Objective:
Copy all the material below, exactly as it stands.

Given data:
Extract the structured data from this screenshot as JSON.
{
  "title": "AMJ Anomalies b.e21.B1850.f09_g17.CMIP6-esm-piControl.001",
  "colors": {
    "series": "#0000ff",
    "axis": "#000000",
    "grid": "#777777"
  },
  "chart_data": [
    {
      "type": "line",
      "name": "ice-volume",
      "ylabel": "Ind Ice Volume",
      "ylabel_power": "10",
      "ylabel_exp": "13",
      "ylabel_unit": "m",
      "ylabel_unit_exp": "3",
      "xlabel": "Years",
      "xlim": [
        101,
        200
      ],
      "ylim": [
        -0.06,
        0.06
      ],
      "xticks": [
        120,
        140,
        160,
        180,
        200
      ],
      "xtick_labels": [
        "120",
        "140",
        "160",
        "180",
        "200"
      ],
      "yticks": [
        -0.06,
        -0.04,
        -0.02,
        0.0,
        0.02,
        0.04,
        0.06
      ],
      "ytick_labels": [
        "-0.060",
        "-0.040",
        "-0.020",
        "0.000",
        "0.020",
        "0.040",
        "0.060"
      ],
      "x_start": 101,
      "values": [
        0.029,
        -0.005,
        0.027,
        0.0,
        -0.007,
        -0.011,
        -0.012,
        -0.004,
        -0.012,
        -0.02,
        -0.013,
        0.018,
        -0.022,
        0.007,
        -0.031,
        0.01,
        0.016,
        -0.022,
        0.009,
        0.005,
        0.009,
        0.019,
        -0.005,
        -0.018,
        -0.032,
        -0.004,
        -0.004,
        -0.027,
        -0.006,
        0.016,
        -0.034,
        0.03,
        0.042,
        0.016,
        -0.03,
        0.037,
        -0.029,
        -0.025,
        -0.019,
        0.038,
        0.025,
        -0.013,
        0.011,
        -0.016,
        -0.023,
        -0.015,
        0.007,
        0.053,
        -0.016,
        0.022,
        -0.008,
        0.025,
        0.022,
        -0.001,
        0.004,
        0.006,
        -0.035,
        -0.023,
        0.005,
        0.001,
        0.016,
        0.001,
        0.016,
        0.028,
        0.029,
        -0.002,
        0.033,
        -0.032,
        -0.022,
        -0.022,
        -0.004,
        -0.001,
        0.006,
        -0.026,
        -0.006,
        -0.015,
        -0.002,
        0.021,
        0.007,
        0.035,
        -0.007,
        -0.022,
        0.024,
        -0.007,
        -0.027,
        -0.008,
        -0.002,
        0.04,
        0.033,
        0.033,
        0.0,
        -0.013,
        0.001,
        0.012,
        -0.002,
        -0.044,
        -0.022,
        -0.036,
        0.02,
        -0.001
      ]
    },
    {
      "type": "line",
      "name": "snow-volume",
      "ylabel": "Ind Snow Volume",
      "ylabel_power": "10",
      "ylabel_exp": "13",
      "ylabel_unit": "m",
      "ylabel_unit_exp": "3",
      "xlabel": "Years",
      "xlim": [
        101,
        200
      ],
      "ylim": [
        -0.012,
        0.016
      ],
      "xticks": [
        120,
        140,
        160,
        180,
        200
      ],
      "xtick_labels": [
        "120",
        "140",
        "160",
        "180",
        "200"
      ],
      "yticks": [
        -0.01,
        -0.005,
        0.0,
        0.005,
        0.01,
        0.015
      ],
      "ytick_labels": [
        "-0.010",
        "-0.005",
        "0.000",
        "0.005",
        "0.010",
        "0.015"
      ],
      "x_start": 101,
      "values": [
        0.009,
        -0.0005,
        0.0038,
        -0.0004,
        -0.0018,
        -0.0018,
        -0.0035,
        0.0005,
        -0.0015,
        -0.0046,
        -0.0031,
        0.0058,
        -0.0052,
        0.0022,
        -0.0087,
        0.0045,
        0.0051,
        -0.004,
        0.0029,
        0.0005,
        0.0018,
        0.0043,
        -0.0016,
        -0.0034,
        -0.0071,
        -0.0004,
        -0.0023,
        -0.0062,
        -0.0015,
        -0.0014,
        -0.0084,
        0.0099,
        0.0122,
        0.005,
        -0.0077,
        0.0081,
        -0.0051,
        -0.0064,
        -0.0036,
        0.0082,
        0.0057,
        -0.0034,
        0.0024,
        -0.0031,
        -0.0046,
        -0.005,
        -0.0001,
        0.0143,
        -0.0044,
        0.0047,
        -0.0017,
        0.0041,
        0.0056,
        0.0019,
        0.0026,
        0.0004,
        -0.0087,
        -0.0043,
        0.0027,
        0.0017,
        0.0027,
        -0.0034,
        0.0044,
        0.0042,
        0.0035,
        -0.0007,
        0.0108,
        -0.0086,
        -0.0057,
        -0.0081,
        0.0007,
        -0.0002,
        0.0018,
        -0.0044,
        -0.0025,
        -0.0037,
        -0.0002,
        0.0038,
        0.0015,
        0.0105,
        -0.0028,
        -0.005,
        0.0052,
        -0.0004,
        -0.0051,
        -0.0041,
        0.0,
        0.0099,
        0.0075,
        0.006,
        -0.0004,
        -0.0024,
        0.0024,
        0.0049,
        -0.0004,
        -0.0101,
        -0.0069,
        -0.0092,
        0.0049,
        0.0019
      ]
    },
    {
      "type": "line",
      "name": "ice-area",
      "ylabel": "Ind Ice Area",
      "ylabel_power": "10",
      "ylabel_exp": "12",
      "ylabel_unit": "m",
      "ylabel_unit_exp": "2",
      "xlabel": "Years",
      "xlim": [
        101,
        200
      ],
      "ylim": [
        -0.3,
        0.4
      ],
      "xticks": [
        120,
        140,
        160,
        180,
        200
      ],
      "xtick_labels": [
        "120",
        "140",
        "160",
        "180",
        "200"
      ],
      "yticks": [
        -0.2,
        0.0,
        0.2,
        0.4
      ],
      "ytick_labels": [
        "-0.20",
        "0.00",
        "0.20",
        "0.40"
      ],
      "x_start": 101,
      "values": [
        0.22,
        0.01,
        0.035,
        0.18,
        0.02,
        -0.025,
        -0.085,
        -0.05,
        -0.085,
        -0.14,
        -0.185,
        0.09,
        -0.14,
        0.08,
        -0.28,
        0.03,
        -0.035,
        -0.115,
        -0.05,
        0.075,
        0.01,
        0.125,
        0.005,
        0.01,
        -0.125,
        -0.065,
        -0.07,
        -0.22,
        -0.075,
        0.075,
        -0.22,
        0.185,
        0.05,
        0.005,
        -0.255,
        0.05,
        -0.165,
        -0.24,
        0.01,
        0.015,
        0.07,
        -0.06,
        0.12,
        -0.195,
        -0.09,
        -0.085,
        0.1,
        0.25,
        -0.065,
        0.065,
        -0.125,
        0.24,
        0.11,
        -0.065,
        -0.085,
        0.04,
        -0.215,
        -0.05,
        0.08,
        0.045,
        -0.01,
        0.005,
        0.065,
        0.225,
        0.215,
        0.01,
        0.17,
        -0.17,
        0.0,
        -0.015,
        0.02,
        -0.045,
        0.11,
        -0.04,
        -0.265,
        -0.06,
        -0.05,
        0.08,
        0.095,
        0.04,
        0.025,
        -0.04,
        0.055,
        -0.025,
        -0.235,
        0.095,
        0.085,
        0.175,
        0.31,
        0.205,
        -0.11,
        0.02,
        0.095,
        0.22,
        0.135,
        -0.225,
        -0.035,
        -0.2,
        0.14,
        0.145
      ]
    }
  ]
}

Answer to the exercise:
Extract the structured data from this screenshot as JSON.
{
  "title": "AMJ Anomalies b.e21.B1850.f09_g17.CMIP6-esm-piControl.001",
  "colors": {
    "series": "#0000ff",
    "axis": "#000000",
    "grid": "#777777"
  },
  "chart_data": [
    {
      "type": "line",
      "name": "ice-volume",
      "ylabel": "Ind Ice Volume",
      "ylabel_power": "10",
      "ylabel_exp": "13",
      "ylabel_unit": "m",
      "ylabel_unit_exp": "3",
      "xlabel": "Years",
      "xlim": [
        101,
        200
      ],
      "ylim": [
        -0.06,
        0.06
      ],
      "xticks": [
        120,
        140,
        160,
        180,
        200
      ],
      "xtick_labels": [
        "120",
        "140",
        "160",
        "180",
        "200"
      ],
      "yticks": [
        -0.06,
        -0.04,
        -0.02,
        0.0,
        0.02,
        0.04,
        0.06
      ],
      "ytick_labels": [
        "-0.060",
        "-0.040",
        "-0.020",
        "0.000",
        "0.020",
        "0.040",
        "0.060"
      ],
      "x_start": 101,
      "values": [
        0.029,
        -0.005,
        0.027,
        0.0,
        -0.007,
        -0.011,
        -0.012,
        -0.004,
        -0.012,
        -0.02,
        -0.013,
        0.018,
        -0.022,
        0.007,
        -0.031,
        0.01,
        0.016,
        -0.022,
        0.009,
        0.005,
        0.009,
        0.019,
        -0.005,
        -0.018,
        -0.032,
        -0.004,
        -0.004,
        -0.027,
        -0.006,
        0.016,
        -0.034,
        0.03,
        0.042,
        0.016,
        -0.03,
        0.037,
        -0.029,
        -0.025,
        -0.019,
        0.038,
        0.025,
        -0.013,
        0.011,
        -0.016,
        -0.023,
        -0.015,
        0.007,
        0.053,
        -0.016,
        0.022,
        -0.008,
        0.025,
        0.022,
        -0.001,
        0.004,
        0.006,
        -0.035,
        -0.023,
        0.005,
        0.001,
        0.016,
        0.001,
        0.016,
        0.028,
        0.029,
        -0.002,
        0.033,
        -0.032,
        -0.022,
        -0.022,
        -0.004,
        -0.001,
        0.006,
        -0.026,
        -0.006,
        -0.015,
        -0.002,
        0.021,
        0.007,
        0.035,
        -0.007,
        -0.022,
        0.024,
        -0.007,
        -0.027,
        -0.008,
        -0.002,
        0.04,
        0.033,
        0.033,
        0.0,
        -0.013,
        0.001,
        0.012,
        -0.002,
        -0.044,
        -0.022,
        -0.036,
        0.02,
        -0.001
      ]
    },
    {
      "type": "line",
      "name": "snow-volume",
      "ylabel": "Ind Snow Volume",
      "ylabel_power": "10",
      "ylabel_exp": "13",
      "ylabel_unit": "m",
      "ylabel_unit_exp": "3",
      "xlabel": "Years",
      "xlim": [
        101,
        200
      ],
      "ylim": [
        -0.012,
        0.016
      ],
      "xticks": [
        120,
        140,
        160,
        180,
        200
      ],
      "xtick_labels": [
        "120",
        "140",
        "160",
        "180",
        "200"
      ],
      "yticks": [
        -0.01,
        -0.005,
        0.0,
        0.005,
        0.01,
        0.015
      ],
      "ytick_labels": [
        "-0.010",
        "-0.005",
        "0.000",
        "0.005",
        "0.010",
        "0.015"
      ],
      "x_start": 101,
      "values": [
        0.009,
        -0.0005,
        0.0038,
        -0.0004,
        -0.0018,
        -0.0018,
        -0.0035,
        0.0005,
        -0.0015,
        -0.0046,
        -0.0031,
        0.0058,
        -0.0052,
        0.0022,
        -0.0087,
        0.0045,
        0.0051,
        -0.004,
        0.0029,
        0.0005,
        0.0018,
        0.0043,
        -0.0016,
        -0.0034,
        -0.0071,
        -0.0004,
        -0.0023,
        -0.0062,
        -0.0015,
        -0.0014,
        -0.0084,
        0.0099,
        0.0122,
        0.005,
        -0.0077,
        0.0081,
        -0.0051,
        -0.0064,
        -0.0036,
        0.0082,
        0.0057,
        -0.0034,
        0.0024,
        -0.0031,
        -0.0046,
        -0.005,
        -0.0001,
        0.0143,
        -0.0044,
        0.0047,
        -0.0017,
        0.0041,
        0.0056,
        0.0019,
        0.0026,
        0.0004,
        -0.0087,
        -0.0043,
        0.0027,
        0.0017,
        0.0027,
        -0.0034,
        0.0044,
        0.0042,
        0.0035,
        -0.0007,
        0.0108,
        -0.0086,
        -0.0057,
        -0.0081,
        0.0007,
        -0.0002,
        0.0018,
        -0.0044,
        -0.0025,
        -0.0037,
        -0.0002,
        0.0038,
        0.0015,
        0.0105,
        -0.0028,
        -0.005,
        0.0052,
        -0.0004,
        -0.0051,
        -0.0041,
        0.0,
        0.0099,
        0.0075,
        0.006,
        -0.0004,
        -0.0024,
        0.0024,
        0.0049,
        -0.0004,
        -0.0101,
        -0.0069,
        -0.0092,
        0.0049,
        0.0019
      ]
    },
    {
      "type": "line",
      "name": "ice-area",
      "ylabel": "Ind Ice Area",
      "ylabel_power": "10",
      "ylabel_exp": "12",
      "ylabel_unit": "m",
      "ylabel_unit_exp": "2",
      "xlabel": "Years",
      "xlim": [
        101,
        200
      ],
      "ylim": [
        -0.3,
        0.4
      ],
      "xticks": [
        120,
        140,
        160,
        180,
        200
      ],
      "xtick_labels": [
        "120",
        "140",
        "160",
        "180",
        "200"
      ],
      "yticks": [
        -0.2,
        0.0,
        0.2,
        0.4
      ],
      "ytick_labels": [
        "-0.20",
        "0.00",
        "0.20",
        "0.40"
      ],
      "x_start": 101,
      "values": [
        0.22,
        0.01,
        0.035,
        0.18,
        0.02,
        -0.025,
        -0.085,
        -0.05,
        -0.085,
        -0.14,
        -0.185,
        0.09,
        -0.14,
        0.08,
        -0.28,
        0.03,
        -0.035,
        -0.115,
        -0.05,
        0.075,
        0.01,
        0.125,
        0.005,
        0.01,
        -0.125,
        -0.065,
        -0.07,
        -0.22,
        -0.075,
        0.075,
        -0.22,
        0.185,
        0.05,
        0.005,
        -0.255,
        0.05,
        -0.165,
        -0.24,
        0.01,
        0.015,
        0.07,
        -0.06,
        0.12,
        -0.195,
        -0.09,
        -0.085,
        0.1,
        0.25,
        -0.065,
        0.065,
        -0.125,
        0.24,
        0.11,
        -0.065,
        -0.085,
        0.04,
        -0.215,
        -0.05,
        0.08,
        0.045,
        -0.01,
        0.005,
        0.065,
        0.225,
        0.215,
        0.01,
        0.17,
        -0.17,
        0.0,
        -0.015,
        0.02,
        -0.045,
        0.11,
        -0.04,
        -0.265,
        -0.06,
        -0.05,
        0.08,
        0.095,
        0.04,
        0.025,
        -0.04,
        0.055,
        -0.025,
        -0.235,
        0.095,
        0.085,
        0.175,
        0.31,
        0.205,
        -0.11,
        0.02,
        0.095,
        0.22,
        0.135,
        -0.225,
        -0.035,
        -0.2,
        0.14,
        0.145
      ]
    }
  ]
}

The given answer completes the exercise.